** Start of Recorded data **

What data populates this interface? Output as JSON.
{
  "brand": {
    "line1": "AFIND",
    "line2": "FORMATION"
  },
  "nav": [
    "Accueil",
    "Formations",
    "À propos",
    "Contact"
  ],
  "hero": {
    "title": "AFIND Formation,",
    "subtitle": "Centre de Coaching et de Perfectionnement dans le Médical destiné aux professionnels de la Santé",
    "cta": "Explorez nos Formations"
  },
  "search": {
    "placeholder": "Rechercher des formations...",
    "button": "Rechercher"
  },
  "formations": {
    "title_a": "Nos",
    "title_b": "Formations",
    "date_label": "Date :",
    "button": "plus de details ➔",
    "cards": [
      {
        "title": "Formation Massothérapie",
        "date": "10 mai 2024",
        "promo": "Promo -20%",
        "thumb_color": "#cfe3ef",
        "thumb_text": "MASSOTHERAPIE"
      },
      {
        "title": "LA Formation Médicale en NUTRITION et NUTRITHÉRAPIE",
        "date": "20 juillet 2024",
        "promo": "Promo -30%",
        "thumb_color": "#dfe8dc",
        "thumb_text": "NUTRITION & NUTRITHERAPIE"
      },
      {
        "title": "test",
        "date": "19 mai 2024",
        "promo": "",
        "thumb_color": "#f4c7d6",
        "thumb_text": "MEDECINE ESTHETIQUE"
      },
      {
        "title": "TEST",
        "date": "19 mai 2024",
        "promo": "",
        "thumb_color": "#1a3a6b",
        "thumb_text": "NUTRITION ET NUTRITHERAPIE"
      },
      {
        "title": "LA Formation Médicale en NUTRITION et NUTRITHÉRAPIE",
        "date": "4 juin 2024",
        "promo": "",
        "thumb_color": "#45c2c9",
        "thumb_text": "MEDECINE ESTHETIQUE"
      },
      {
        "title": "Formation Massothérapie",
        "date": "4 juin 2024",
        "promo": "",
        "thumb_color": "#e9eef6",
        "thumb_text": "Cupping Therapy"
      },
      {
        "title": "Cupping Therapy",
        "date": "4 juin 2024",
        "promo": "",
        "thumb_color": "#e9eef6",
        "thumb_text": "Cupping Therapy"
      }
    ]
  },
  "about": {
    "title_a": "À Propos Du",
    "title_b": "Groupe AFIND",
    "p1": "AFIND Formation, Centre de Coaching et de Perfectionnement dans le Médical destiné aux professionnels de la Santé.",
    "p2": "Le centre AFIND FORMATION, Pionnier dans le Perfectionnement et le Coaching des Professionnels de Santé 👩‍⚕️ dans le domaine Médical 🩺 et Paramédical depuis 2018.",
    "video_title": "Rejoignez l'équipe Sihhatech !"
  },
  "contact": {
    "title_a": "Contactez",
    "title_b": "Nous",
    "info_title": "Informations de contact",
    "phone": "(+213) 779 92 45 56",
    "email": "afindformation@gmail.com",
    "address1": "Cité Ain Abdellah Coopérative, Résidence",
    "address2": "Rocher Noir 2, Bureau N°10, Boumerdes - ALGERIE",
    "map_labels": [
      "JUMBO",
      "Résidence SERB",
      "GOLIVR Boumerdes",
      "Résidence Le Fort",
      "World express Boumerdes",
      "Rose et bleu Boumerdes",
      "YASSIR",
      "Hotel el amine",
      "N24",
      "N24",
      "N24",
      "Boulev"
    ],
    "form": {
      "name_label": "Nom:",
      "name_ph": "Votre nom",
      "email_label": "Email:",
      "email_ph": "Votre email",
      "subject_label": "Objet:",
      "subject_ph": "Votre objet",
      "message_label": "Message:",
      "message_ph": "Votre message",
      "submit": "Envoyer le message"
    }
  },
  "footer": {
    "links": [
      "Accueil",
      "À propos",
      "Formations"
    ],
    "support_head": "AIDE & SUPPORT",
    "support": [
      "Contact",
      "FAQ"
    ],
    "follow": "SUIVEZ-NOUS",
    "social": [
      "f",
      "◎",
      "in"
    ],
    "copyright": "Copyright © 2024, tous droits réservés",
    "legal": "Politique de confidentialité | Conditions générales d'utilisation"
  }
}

** End of Recorded data **

_What the task requires_.
Where does the word "Résidence" appear? Return each line that holds it.

_Output for this exercise_.
    "address1": "Cité Ain Abdellah Coopérative, Résidence",
      "Résidence SERB",
      "Résidence Le Fort",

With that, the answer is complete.